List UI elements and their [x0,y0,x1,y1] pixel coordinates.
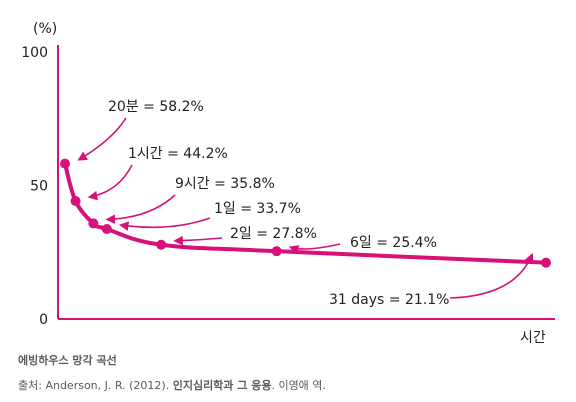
annotation-arrow [118,217,211,231]
series-line [63,161,548,265]
chart-caption: 에빙하우스 망각 곡선 [18,354,117,367]
axes [57,45,555,320]
y-ticks: 0 50 100 [21,45,48,328]
annotation-arrow [449,252,534,299]
y-tick-label: 50 [30,179,48,195]
source-book: 인지심리학과 그 응용 [172,379,272,392]
data-label: 2일 = 27.8% [230,226,317,242]
data-point [156,239,167,250]
source-prefix: 출처: Anderson, J. R. (2012). [18,379,173,392]
data-label: 31 days = 21.1% [329,292,449,308]
data-point [88,218,99,229]
annotation-arrow [288,243,341,255]
annotation-arrow [105,194,176,224]
data-point [70,195,81,206]
data-label: 1일 = 33.7% [214,201,301,217]
source-suffix: . 이영애 역. [271,379,326,392]
data-point [541,257,551,268]
annotation-arrow [77,117,127,161]
annotation-arrow [173,235,223,246]
data-label: 1시간 = 44.2% [128,146,228,162]
y-tick-label: 0 [39,312,48,328]
forgetting-curve-chart: (%) 0 50 100 20분 = 58.2% 1시간 = 44.2% 9시간 = 3… [21,21,555,346]
y-unit-label: (%) [33,21,57,37]
data-points [60,158,551,268]
source-line: 출처: Anderson, J. R. (2012). 인지심리학과 그 응용.… [18,377,326,393]
data-labels: 20분 = 58.2% 1시간 = 44.2% 9시간 = 35.8% 1일 = 33… [108,99,449,308]
data-point [60,158,70,169]
data-label: 6일 = 25.4% [350,235,437,251]
data-label: 20분 = 58.2% [108,99,204,115]
data-point [101,224,112,235]
data-point [271,246,282,257]
annotation-arrow [87,164,133,201]
y-tick-label: 100 [21,45,48,61]
data-label: 9시간 = 35.8% [175,176,275,192]
annotation-arrows [77,117,534,299]
x-axis-label: 시간 [520,330,546,346]
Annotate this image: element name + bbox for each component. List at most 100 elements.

____

Set out every line of the rows above as a Markdown table with the columns No. and Line, numbering the lines and skipping any blank ones. Leave the pictures out of the table.

__Result of the exercise__:
| No. | Line |
|---|---|
| 1 | List UI elements and their [x0,y0,x1,y1] pixel coordinates. |
| 2 | annotation-arrow [118,217,211,231] |
| 3 | series-line [63,161,548,265] |
| 4 | chart-caption: 에빙하우스 망각 곡선 [18,354,117,367] |
| 5 | axes [57,45,555,320] |
| 6 | y-ticks: 0 50 100 [21,45,48,328] |
| 7 | annotation-arrow [449,252,534,299] |
| 8 | y-tick-label: 50 [30,179,48,195] |
| 9 | source-book: 인지심리학과 그 응용 [172,379,272,392] |
| 10 | data-label: 2일 = 27.8% [230,226,317,242] |
| 11 | data-point [156,239,167,250] |
| 12 | source-prefix: 출처: Anderson, J. R. (2012). [18,379,173,392] |
| 13 | data-label: 31 days = 21.1% [329,292,449,308] |
| 14 | data-point [88,218,99,229] |
| 15 | annotation-arrow [288,243,341,255] |
| 16 | annotation-arrow [105,194,176,224] |
| 17 | data-point [70,195,81,206] |
| 18 | data-label: 1일 = 33.7% [214,201,301,217] |
| 19 | source-suffix: . 이영애 역. [271,379,326,392] |
| 20 | data-point [541,257,551,268] |
| 21 | annotation-arrow [77,117,127,161] |
| 22 | annotation-arrow [173,235,223,246] |
| 23 | data-label: 1시간 = 44.2% [128,146,228,162] |
| 24 | y-tick-label: 0 [39,312,48,328] |
| 25 | forgetting-curve-chart: (%) 0 50 100 20분 = 58.2% 1시간 = 44.2% 9시간 = 3… [21,21,555,346] |
| 26 | y-unit-label: (%) [33,21,57,37] |
| 27 | data-points [60,158,551,268] |
| 28 | source-line: 출처: Anderson, J. R. (2012). 인지심리학과 그 응용.… [18,377,326,393] |
| 29 | data-labels: 20분 = 58.2% 1시간 = 44.2% 9시간 = 35.8% 1일 = 33… [108,99,449,308] |
| 30 | data-point [60,158,70,169] |
| 31 | data-label: 6일 = 25.4% [350,235,437,251] |
| 32 | data-label: 20분 = 58.2% [108,99,204,115] |
| 33 | data-point [101,224,112,235] |
| 34 | data-point [271,246,282,257] |
| 35 | annotation-arrow [87,164,133,201] |
| 36 | y-tick-label: 100 [21,45,48,61] |
| 37 | data-label: 9시간 = 35.8% [175,176,275,192] |
| 38 | annotation-arrows [77,117,534,299] |
| 39 | x-axis-label: 시간 [520,330,546,346] |
| 40 | Annotate this image: element name + bbox for each component. List at most 100 elements. |